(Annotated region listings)
======

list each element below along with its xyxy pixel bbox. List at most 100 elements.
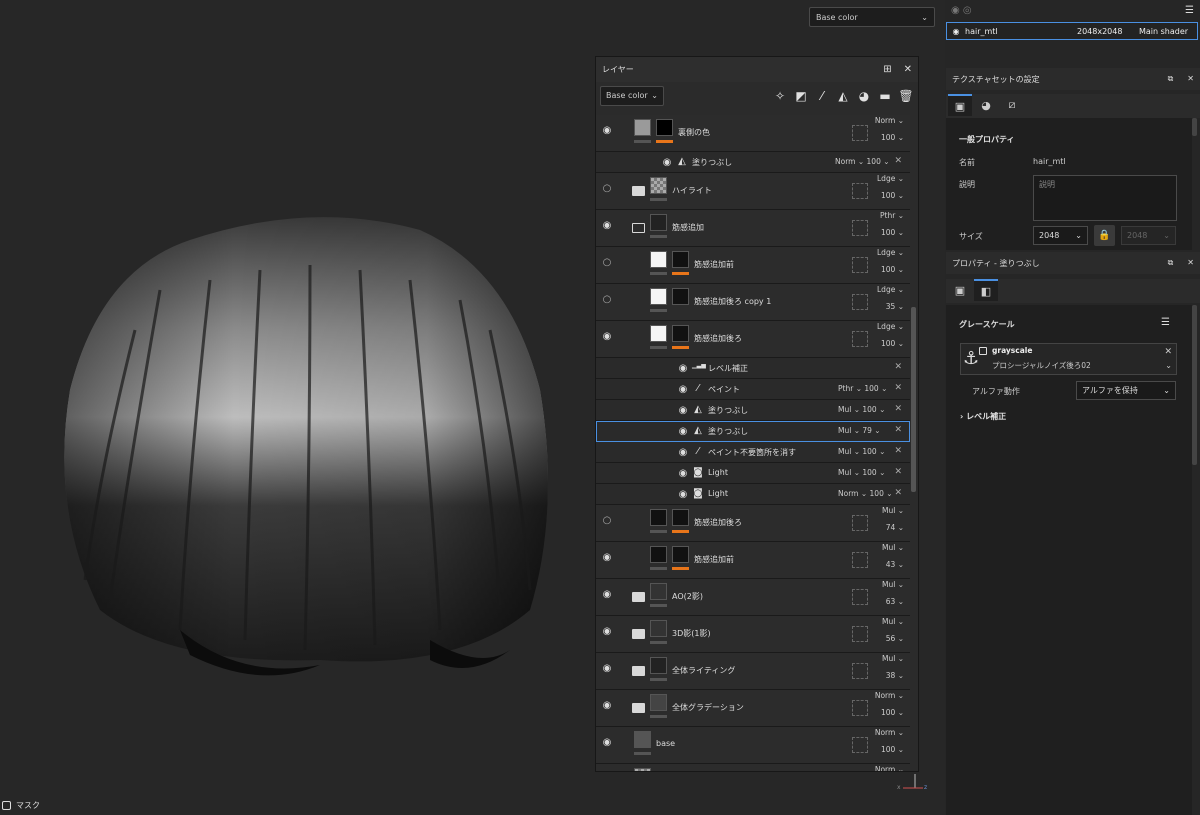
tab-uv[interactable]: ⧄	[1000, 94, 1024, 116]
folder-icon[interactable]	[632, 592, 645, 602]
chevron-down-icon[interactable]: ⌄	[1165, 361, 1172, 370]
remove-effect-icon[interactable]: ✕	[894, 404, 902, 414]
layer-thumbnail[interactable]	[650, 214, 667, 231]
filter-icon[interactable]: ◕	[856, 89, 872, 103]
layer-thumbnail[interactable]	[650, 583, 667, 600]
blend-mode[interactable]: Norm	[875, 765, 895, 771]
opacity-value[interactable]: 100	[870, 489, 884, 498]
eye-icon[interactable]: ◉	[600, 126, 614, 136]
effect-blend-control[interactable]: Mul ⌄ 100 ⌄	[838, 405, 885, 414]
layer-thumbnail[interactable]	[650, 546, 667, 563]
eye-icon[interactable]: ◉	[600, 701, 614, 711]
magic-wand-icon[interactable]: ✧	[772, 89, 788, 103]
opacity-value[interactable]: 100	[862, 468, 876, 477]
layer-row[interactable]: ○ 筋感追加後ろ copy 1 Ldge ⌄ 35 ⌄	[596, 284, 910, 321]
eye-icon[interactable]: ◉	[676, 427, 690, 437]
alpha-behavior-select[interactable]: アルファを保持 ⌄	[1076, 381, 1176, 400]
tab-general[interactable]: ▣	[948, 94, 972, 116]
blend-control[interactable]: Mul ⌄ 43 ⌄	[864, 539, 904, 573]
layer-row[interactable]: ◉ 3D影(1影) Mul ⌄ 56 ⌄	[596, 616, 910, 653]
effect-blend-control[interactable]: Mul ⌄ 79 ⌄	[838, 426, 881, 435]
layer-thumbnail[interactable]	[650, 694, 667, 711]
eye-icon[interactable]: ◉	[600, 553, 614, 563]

======

--- JOB ---
Rewrite the entries starting at the line that has "94, 1024, 116]" and stopping after the line that has "214, 667, 231]", with "folder-icon" changed to "directory-icon" and nothing else altered. Give only those lines.

--- TASK SOLUTION ---
tab-uv[interactable]: ⧄	[1000, 94, 1024, 116]
directory-icon[interactable]	[632, 592, 645, 602]
chevron-down-icon[interactable]: ⌄	[1165, 361, 1172, 370]
remove-effect-icon[interactable]: ✕	[894, 404, 902, 414]
layer-thumbnail[interactable]	[650, 214, 667, 231]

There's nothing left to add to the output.